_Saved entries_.
# # # # #

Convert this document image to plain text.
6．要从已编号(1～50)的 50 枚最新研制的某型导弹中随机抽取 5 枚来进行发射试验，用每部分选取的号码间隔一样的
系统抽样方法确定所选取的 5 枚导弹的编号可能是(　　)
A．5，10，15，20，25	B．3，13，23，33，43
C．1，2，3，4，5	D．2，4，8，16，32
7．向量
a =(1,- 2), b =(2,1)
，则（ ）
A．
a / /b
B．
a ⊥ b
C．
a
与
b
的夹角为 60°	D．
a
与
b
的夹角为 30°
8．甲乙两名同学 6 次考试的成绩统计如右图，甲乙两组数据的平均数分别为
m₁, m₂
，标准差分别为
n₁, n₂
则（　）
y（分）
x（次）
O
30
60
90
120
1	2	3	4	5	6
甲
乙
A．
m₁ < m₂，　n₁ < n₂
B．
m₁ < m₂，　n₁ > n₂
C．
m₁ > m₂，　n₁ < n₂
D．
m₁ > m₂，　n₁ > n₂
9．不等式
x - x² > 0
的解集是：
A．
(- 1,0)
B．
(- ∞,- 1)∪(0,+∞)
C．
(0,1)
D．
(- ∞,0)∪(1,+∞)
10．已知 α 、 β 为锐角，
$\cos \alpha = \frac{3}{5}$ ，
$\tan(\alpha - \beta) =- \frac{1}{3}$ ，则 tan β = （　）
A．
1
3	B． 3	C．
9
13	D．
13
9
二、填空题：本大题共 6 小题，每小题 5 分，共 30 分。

# # # # #

_Instructions to follow_.
Check each line above for the string "alpha" and show the ones that have it.

_Finished task_.
$\cos \alpha = \frac{3}{5}$ ，
$\tan(\alpha - \beta) =- \frac{1}{3}$ ，则 tan β = （　）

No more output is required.